** Begin Exercise materials **
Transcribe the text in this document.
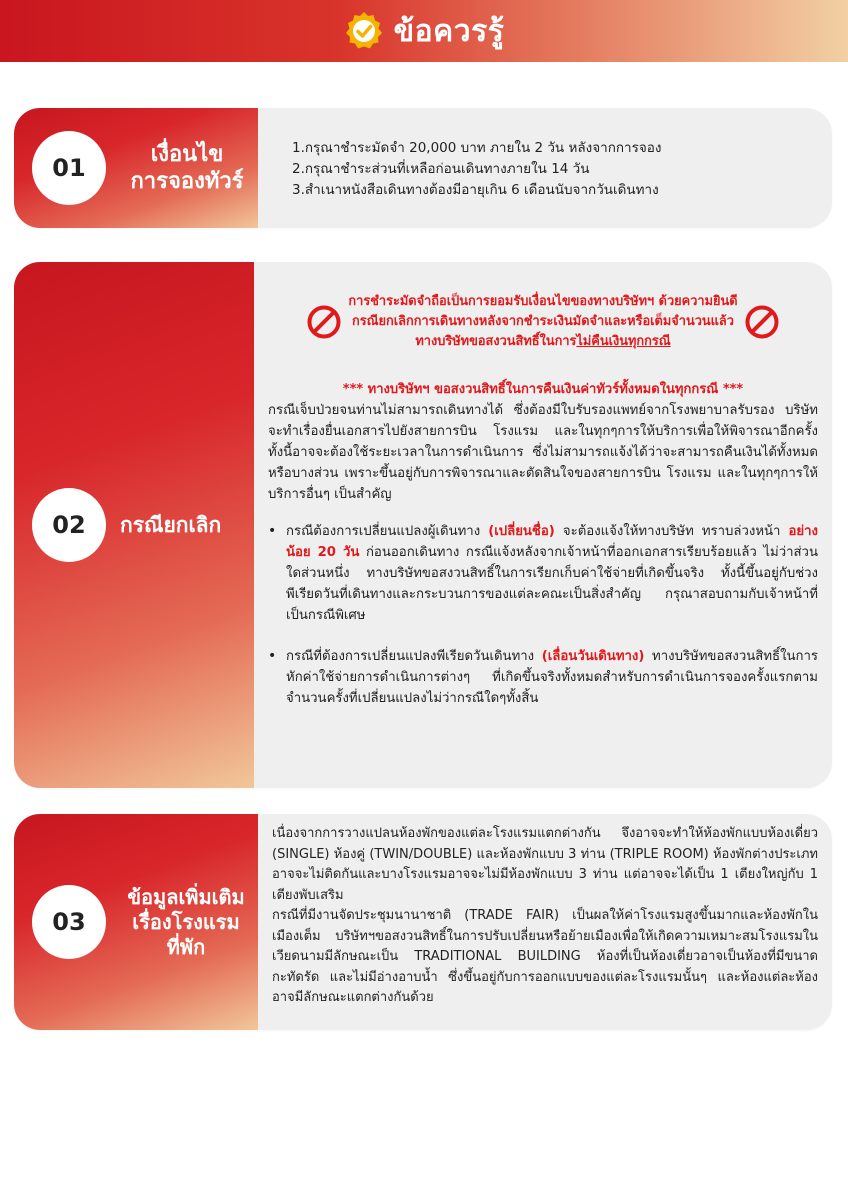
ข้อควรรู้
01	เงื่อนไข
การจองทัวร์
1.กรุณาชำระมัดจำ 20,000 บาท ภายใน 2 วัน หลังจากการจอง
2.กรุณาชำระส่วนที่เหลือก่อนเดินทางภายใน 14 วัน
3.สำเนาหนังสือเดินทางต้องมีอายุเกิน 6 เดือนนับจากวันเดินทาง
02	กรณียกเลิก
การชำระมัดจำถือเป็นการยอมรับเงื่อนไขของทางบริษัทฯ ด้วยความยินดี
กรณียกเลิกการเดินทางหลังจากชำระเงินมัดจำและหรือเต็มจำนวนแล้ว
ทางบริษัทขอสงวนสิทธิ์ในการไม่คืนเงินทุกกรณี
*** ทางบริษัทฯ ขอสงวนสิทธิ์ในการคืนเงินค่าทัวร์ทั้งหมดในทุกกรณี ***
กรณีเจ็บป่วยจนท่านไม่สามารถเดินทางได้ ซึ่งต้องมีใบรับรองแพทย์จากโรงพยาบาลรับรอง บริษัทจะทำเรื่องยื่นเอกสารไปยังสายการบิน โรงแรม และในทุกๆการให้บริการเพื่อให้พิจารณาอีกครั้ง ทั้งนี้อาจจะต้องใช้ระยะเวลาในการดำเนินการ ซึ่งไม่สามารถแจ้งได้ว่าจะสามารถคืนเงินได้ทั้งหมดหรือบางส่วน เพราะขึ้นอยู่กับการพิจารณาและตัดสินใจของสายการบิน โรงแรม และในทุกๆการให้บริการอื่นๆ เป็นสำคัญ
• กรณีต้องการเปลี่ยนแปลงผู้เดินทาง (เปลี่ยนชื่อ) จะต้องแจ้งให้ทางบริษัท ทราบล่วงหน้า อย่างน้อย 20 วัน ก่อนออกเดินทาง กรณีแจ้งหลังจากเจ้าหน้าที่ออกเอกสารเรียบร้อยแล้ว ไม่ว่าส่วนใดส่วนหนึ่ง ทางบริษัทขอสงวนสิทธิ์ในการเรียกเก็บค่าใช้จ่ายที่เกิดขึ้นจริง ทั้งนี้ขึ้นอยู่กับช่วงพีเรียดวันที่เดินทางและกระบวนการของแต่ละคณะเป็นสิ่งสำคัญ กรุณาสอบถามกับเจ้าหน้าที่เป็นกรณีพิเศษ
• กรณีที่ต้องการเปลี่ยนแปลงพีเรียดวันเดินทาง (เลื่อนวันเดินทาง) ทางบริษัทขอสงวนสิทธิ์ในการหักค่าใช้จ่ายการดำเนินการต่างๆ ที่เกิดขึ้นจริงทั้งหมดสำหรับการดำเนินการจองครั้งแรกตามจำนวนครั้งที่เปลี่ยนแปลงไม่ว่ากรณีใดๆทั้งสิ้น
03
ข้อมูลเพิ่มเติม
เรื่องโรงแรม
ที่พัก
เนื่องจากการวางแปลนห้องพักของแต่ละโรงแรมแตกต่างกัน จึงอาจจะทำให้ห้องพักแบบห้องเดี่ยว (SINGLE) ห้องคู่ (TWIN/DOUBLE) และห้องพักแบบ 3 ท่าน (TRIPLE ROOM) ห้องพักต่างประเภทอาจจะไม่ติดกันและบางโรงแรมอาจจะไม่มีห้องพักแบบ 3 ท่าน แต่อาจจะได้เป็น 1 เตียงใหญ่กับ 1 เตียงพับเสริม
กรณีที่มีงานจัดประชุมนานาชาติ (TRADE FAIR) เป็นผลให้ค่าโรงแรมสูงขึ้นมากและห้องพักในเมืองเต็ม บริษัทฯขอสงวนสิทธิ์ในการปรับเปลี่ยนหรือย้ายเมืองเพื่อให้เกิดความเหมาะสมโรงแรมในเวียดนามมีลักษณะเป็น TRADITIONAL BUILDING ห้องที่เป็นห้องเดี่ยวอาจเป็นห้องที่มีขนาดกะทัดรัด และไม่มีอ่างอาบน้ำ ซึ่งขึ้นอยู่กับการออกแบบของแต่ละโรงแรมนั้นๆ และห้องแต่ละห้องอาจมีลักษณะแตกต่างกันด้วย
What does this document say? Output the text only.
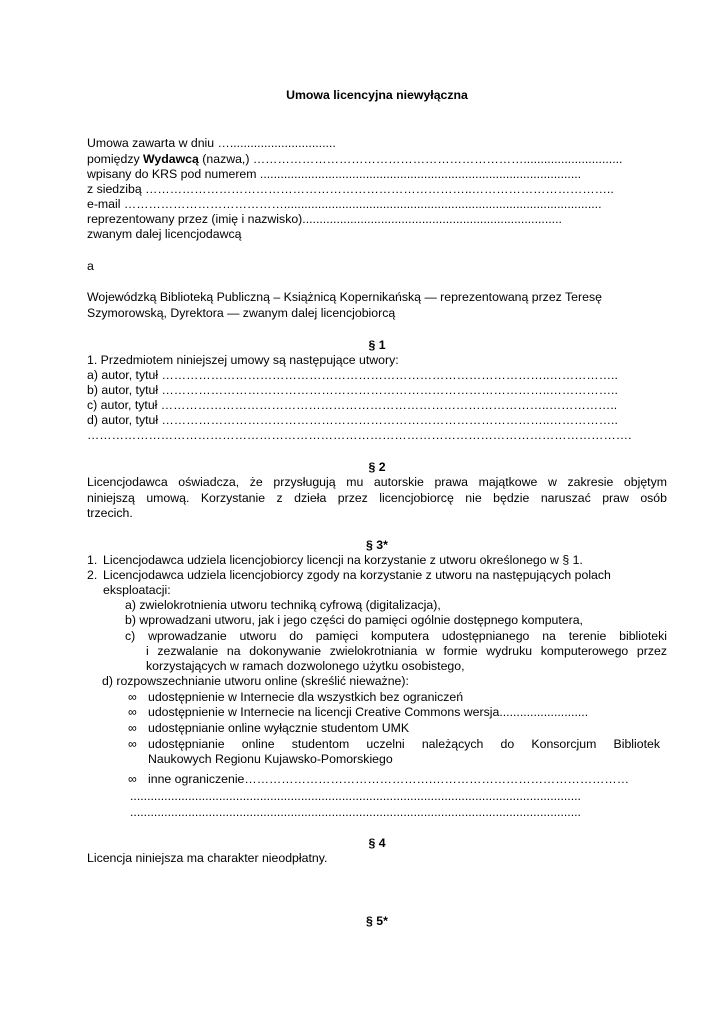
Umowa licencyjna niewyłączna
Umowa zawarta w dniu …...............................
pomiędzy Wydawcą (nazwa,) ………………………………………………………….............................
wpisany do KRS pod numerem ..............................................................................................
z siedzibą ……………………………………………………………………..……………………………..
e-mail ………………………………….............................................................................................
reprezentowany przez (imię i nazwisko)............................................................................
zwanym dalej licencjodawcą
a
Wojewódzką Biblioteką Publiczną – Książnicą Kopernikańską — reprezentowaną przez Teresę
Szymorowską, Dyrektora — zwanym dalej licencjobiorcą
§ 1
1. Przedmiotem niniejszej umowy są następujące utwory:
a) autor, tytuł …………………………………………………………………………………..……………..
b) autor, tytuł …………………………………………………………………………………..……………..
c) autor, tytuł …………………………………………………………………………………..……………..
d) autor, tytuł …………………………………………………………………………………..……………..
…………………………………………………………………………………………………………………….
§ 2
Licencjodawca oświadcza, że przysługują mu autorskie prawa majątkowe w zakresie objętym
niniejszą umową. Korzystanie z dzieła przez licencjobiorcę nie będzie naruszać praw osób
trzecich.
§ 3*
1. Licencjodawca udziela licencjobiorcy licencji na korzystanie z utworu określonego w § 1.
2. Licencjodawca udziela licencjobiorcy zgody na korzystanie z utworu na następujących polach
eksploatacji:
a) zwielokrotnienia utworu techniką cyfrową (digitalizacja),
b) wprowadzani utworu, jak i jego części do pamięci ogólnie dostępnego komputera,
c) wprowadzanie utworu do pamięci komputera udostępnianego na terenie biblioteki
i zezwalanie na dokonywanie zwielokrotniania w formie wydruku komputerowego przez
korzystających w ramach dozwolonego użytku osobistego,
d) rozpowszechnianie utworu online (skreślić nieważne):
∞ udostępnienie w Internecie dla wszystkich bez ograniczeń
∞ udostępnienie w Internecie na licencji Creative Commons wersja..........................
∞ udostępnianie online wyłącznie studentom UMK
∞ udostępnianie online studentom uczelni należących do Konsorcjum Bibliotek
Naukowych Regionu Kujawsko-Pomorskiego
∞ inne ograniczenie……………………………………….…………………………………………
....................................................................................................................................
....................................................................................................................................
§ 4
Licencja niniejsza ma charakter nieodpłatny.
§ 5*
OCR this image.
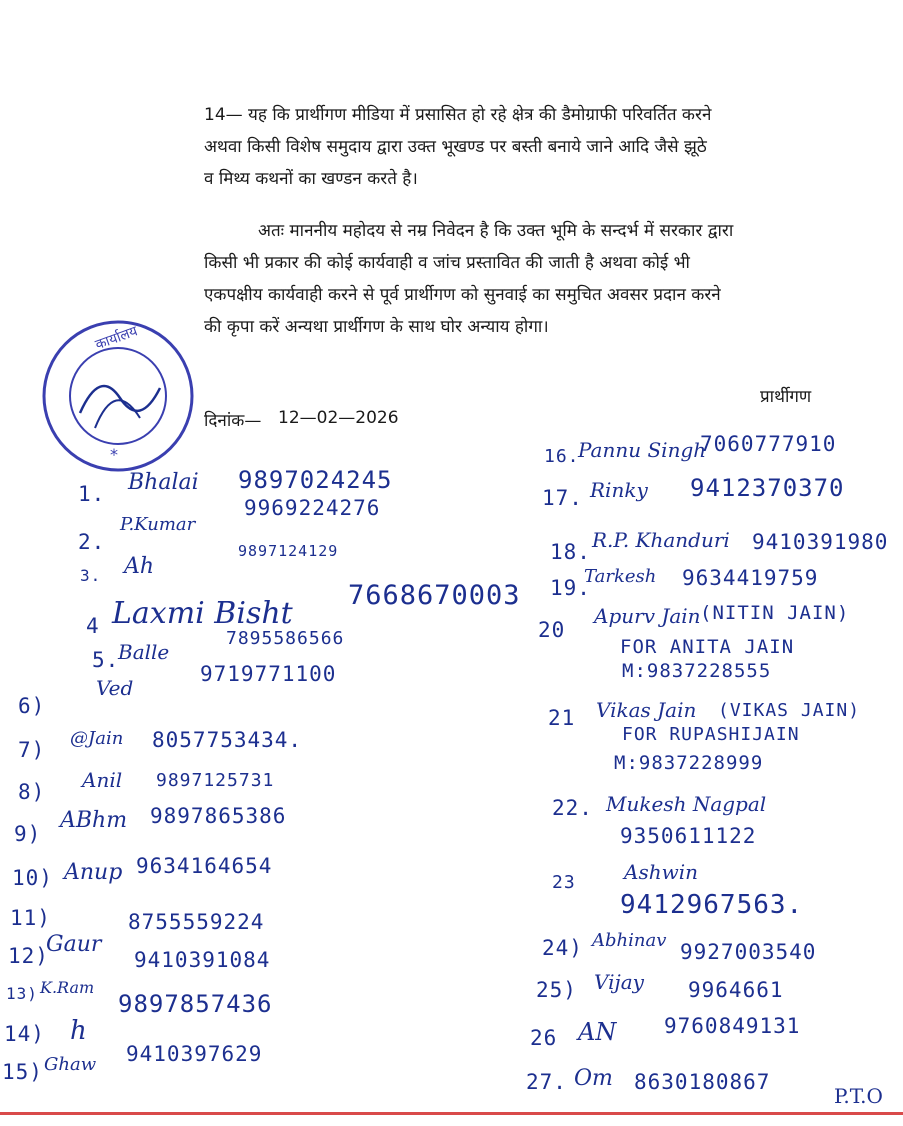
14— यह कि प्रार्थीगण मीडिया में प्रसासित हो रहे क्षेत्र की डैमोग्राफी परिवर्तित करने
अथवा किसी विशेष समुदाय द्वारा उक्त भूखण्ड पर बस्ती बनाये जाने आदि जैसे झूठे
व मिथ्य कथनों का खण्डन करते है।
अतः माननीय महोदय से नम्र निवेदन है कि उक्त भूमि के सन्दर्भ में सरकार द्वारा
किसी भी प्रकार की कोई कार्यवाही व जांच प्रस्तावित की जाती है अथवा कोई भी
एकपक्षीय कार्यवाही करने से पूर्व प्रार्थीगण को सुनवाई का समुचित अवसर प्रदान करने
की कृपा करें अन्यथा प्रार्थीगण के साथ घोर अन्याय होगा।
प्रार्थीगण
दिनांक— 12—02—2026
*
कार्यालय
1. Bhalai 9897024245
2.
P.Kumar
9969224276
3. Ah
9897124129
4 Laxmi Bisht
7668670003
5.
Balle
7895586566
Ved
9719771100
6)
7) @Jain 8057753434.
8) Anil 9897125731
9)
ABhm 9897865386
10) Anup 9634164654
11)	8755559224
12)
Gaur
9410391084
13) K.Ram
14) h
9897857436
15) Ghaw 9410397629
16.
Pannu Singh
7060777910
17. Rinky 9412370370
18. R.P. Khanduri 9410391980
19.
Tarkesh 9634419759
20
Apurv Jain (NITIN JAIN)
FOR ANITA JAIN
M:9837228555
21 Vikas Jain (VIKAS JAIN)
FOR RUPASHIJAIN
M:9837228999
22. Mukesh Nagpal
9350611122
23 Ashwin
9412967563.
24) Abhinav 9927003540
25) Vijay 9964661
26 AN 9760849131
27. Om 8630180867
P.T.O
** End Exercise materials **
-- Brief --
Repeat exactly the lines from the one holding "OCR this image." through the last line of the entries, both included; the pictures do not belong in the copy.

-- Solved problem --
OCR this image.
14— यह कि प्रार्थीगण मीडिया में प्रसासित हो रहे क्षेत्र की डैमोग्राफी परिवर्तित करने
अथवा किसी विशेष समुदाय द्वारा उक्त भूखण्ड पर बस्ती बनाये जाने आदि जैसे झूठे
व मिथ्य कथनों का खण्डन करते है।
अतः माननीय महोदय से नम्र निवेदन है कि उक्त भूमि के सन्दर्भ में सरकार द्वारा
किसी भी प्रकार की कोई कार्यवाही व जांच प्रस्तावित की जाती है अथवा कोई भी
एकपक्षीय कार्यवाही करने से पूर्व प्रार्थीगण को सुनवाई का समुचित अवसर प्रदान करने
की कृपा करें अन्यथा प्रार्थीगण के साथ घोर अन्याय होगा।
प्रार्थीगण
दिनांक— 12—02—2026
*
कार्यालय
1. Bhalai 9897024245
2.
P.Kumar
9969224276
3. Ah
9897124129
4 Laxmi Bisht
7668670003
5.
Balle
7895586566
Ved
9719771100
6)
7) @Jain 8057753434.
8) Anil 9897125731
9)
ABhm 9897865386
10) Anup 9634164654
11)	8755559224
12)
Gaur
9410391084
13) K.Ram
14) h
9897857436
15) Ghaw 9410397629
16.
Pannu Singh
7060777910
17. Rinky 9412370370
18. R.P. Khanduri 9410391980
19.
Tarkesh 9634419759
20
Apurv Jain (NITIN JAIN)
FOR ANITA JAIN
M:9837228555
21 Vikas Jain (VIKAS JAIN)
FOR RUPASHIJAIN
M:9837228999
22. Mukesh Nagpal
9350611122
23 Ashwin
9412967563.
24) Abhinav 9927003540
25) Vijay 9964661
26 AN 9760849131
27. Om 8630180867
P.T.O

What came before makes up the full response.